Problem statement =>
From the entries below, extract every line that includes the word "Advanced".

Exercise inputs =>
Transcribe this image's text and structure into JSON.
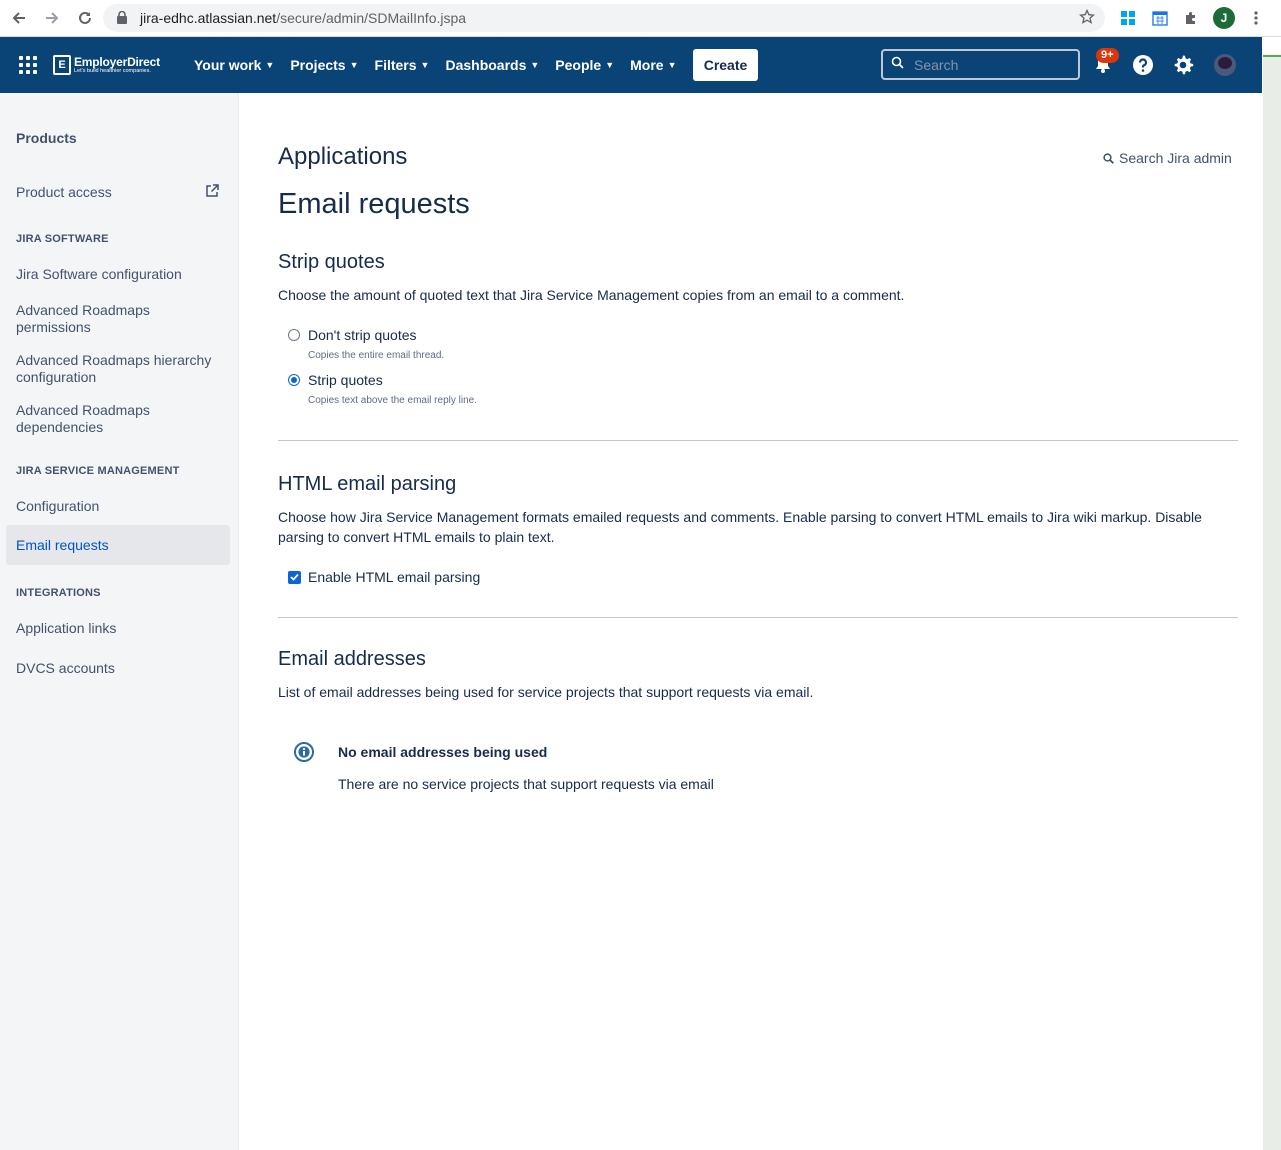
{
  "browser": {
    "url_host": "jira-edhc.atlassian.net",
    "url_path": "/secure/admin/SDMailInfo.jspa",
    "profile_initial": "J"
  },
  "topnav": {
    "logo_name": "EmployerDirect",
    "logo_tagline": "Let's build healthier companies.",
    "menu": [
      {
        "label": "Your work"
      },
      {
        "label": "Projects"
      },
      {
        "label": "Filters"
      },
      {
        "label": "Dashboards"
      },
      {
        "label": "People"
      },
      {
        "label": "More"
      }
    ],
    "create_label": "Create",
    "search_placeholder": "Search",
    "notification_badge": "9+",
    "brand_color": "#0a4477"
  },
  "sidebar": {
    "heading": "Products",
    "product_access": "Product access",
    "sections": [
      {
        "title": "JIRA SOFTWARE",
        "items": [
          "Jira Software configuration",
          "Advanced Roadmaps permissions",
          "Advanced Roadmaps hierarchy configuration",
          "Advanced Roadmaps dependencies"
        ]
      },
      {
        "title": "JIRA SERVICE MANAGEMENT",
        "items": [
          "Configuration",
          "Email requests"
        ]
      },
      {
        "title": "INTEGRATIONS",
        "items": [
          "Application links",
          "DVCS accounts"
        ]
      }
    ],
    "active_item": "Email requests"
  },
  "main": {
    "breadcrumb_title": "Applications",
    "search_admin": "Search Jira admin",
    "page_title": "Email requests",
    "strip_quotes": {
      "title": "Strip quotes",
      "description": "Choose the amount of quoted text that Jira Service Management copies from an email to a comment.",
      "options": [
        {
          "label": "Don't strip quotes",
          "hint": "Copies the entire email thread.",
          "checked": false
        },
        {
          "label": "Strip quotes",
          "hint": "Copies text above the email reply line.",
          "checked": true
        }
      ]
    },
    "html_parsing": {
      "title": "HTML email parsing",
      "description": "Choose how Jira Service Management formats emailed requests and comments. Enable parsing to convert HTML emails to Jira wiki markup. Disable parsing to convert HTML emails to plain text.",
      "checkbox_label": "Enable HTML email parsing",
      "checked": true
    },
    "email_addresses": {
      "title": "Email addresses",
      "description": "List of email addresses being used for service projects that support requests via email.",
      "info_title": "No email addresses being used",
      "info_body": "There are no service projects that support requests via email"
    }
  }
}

Problem solution =>
          "Advanced Roadmaps permissions",
          "Advanced Roadmaps hierarchy configuration",
          "Advanced Roadmaps dependencies"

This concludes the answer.